# JOB
Filter the records below down to lines containing "central".

# DATASET ROWS
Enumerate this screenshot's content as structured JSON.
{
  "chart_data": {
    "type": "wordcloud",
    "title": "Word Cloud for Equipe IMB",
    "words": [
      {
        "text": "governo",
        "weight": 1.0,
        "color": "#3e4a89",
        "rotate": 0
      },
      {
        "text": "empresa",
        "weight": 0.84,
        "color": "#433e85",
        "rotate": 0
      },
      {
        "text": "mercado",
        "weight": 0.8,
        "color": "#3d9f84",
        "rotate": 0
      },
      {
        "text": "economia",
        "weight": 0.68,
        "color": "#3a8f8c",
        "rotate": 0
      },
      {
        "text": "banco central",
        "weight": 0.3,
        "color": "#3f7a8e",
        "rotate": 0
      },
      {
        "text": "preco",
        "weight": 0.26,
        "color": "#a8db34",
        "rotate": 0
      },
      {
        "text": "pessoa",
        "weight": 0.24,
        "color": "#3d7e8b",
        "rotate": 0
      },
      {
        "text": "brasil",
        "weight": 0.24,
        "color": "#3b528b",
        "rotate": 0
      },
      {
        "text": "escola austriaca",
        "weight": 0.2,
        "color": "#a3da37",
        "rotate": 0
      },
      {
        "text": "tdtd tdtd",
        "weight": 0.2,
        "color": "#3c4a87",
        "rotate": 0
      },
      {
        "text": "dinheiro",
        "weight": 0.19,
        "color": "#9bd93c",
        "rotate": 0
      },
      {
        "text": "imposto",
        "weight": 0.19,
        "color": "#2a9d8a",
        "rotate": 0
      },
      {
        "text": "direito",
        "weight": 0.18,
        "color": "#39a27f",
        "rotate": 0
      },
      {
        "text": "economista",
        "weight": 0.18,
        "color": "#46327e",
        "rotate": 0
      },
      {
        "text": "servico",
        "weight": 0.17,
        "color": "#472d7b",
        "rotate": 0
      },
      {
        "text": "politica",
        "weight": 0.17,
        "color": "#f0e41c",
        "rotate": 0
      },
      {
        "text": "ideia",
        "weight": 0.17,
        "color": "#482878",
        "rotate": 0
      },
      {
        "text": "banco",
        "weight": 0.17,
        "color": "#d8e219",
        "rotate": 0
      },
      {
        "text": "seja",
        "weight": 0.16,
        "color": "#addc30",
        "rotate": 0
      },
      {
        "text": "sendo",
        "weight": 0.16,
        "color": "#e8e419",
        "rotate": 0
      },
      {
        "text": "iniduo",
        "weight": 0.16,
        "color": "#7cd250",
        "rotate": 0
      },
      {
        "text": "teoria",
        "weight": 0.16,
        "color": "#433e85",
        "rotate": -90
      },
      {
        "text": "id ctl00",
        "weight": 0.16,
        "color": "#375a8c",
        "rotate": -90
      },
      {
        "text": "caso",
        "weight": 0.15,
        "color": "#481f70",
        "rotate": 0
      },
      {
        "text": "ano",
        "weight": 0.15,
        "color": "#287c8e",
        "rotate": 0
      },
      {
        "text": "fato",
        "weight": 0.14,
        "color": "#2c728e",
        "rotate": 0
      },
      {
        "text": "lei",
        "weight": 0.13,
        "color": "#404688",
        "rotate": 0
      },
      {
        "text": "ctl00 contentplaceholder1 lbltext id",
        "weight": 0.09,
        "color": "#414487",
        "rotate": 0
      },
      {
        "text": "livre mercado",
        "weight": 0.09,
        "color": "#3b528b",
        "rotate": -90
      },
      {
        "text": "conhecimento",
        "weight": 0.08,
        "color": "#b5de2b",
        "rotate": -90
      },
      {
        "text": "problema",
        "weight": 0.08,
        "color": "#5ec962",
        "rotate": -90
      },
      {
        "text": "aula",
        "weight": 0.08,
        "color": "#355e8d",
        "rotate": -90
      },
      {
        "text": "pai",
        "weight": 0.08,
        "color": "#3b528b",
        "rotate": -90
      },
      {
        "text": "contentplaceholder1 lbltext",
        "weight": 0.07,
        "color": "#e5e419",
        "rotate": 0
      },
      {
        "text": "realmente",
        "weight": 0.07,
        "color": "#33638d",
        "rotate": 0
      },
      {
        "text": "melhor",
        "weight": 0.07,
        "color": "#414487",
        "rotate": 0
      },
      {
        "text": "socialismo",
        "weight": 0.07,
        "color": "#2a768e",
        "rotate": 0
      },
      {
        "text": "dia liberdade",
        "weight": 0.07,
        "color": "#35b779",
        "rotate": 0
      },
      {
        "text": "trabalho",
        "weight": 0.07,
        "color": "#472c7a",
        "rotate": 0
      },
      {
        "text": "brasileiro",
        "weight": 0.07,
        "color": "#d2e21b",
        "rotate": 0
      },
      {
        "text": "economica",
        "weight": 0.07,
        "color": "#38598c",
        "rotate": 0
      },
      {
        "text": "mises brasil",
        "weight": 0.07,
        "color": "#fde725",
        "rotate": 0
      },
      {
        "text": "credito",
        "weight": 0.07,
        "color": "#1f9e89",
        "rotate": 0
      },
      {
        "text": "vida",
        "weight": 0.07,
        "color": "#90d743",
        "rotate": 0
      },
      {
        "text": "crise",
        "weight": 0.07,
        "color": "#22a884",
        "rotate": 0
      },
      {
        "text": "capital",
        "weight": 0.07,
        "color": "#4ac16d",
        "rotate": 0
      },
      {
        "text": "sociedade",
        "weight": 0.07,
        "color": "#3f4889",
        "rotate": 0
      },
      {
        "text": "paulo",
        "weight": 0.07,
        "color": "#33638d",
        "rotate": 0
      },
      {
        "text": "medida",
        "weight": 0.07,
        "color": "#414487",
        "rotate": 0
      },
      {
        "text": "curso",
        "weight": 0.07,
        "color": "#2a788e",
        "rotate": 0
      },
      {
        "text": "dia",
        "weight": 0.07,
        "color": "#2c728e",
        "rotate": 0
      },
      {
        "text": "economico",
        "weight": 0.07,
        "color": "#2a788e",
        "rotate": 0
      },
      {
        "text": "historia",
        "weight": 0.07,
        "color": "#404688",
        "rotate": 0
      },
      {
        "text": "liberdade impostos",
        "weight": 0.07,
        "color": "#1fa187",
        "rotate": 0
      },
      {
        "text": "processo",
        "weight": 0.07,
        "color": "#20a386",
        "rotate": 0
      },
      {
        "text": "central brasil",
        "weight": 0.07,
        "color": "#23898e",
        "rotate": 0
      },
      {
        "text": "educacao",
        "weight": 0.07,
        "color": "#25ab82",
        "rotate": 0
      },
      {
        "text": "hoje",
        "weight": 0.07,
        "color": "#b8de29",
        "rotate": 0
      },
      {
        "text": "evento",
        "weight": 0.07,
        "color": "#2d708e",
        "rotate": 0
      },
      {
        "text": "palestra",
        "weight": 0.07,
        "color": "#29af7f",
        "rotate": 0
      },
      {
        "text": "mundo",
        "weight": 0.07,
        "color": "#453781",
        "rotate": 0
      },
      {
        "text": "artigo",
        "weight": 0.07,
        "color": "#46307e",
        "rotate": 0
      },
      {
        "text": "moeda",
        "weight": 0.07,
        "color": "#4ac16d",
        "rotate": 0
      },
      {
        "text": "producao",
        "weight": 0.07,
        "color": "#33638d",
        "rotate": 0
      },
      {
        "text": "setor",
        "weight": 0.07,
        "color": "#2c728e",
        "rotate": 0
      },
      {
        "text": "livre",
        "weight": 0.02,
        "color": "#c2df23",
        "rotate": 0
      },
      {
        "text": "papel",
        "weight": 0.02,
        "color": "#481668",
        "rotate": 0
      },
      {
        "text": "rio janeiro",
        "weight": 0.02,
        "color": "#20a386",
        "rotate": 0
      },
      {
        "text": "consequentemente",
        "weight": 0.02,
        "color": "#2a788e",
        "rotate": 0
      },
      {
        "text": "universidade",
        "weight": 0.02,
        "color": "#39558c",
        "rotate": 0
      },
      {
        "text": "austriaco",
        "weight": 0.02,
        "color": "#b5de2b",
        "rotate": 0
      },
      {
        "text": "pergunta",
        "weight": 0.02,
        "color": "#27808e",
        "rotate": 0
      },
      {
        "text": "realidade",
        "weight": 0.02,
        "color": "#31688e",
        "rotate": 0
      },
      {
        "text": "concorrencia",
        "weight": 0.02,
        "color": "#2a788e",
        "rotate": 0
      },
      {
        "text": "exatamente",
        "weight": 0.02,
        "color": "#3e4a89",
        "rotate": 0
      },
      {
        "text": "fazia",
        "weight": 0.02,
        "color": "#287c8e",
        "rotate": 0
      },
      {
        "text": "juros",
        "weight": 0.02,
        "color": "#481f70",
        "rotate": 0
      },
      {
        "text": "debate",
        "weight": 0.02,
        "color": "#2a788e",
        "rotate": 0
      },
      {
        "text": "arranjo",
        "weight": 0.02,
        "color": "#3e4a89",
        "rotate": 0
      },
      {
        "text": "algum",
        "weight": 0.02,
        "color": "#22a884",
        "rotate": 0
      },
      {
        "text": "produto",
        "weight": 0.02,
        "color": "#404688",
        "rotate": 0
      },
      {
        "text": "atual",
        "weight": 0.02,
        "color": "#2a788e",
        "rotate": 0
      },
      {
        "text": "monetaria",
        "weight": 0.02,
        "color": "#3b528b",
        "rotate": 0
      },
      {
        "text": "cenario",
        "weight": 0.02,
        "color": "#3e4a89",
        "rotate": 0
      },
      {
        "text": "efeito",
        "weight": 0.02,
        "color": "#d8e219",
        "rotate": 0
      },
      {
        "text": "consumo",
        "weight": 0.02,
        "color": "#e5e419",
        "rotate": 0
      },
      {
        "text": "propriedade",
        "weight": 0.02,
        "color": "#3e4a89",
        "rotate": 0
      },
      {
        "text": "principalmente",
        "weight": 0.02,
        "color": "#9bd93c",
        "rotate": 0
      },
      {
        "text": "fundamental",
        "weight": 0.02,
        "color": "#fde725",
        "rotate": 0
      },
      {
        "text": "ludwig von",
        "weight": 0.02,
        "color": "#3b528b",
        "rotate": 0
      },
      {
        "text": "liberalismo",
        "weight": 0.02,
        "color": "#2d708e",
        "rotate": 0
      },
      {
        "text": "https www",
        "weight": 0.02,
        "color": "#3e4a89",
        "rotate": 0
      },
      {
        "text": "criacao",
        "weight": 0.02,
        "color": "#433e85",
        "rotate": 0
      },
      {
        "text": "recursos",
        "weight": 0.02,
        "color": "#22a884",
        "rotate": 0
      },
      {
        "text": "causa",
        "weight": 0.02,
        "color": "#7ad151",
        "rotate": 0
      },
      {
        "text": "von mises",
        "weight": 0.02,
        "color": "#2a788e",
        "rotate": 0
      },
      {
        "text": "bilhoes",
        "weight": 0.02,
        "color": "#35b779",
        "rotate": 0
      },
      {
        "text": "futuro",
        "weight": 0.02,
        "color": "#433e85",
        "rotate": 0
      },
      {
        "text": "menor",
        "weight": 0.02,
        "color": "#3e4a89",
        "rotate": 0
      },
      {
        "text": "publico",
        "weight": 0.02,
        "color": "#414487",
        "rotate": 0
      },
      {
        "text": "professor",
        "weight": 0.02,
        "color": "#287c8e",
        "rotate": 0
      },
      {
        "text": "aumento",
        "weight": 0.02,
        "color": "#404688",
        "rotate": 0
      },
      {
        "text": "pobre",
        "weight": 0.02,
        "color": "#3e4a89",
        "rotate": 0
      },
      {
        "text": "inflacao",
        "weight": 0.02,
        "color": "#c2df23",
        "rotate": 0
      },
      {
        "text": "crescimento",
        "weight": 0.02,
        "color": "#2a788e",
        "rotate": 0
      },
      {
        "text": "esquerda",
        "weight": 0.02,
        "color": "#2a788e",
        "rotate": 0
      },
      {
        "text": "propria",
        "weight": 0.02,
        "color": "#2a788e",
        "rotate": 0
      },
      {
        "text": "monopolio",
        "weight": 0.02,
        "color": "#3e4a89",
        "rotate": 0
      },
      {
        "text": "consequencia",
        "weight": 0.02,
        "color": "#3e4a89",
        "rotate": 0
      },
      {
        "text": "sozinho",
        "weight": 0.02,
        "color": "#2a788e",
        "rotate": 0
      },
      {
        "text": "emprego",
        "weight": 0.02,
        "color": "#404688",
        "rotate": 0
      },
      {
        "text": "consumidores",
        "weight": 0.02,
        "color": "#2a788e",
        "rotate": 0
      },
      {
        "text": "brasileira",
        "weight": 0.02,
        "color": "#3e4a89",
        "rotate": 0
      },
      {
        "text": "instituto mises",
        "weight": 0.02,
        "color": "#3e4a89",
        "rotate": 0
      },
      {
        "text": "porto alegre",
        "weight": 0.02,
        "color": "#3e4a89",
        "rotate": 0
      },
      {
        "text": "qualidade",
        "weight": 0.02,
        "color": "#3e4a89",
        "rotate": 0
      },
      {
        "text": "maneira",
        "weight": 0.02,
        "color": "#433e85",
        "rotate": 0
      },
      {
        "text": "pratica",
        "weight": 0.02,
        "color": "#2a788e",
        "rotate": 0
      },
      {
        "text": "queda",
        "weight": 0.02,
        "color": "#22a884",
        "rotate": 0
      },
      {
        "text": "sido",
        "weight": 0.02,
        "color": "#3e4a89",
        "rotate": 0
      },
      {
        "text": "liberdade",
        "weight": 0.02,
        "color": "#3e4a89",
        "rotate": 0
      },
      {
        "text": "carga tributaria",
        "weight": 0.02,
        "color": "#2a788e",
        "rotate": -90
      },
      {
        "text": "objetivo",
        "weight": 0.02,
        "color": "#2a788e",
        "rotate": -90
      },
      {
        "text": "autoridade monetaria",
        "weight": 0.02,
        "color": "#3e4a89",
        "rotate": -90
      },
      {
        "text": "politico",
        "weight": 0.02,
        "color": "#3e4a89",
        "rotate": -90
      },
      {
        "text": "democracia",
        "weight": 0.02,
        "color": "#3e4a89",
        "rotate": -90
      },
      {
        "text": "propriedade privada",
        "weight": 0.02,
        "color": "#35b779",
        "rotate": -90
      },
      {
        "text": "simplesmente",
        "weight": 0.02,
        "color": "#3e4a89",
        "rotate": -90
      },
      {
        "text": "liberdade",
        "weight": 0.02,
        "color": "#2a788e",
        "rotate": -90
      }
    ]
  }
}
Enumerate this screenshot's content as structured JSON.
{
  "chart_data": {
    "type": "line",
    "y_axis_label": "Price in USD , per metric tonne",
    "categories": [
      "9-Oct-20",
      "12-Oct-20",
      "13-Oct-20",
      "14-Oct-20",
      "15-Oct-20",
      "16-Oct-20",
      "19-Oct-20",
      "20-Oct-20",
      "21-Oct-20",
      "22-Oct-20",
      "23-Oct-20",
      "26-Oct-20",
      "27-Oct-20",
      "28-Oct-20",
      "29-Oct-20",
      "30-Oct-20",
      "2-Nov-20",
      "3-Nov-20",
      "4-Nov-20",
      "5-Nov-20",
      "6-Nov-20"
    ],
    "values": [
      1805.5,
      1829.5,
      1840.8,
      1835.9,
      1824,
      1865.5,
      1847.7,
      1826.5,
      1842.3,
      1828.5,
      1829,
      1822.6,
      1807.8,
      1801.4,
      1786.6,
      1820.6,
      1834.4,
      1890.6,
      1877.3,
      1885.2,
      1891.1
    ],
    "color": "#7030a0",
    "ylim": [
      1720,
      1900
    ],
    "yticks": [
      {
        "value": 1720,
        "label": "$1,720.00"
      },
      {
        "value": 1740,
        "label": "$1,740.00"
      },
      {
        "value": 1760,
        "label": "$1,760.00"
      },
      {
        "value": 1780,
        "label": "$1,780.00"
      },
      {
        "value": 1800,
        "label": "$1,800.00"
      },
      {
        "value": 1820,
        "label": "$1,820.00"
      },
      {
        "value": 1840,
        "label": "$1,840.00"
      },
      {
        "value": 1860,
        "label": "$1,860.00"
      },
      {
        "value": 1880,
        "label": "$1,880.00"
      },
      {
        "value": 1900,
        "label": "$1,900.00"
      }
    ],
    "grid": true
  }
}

# PROBLEM SOLUTION
        "text": "banco central",
        "text": "central brasil",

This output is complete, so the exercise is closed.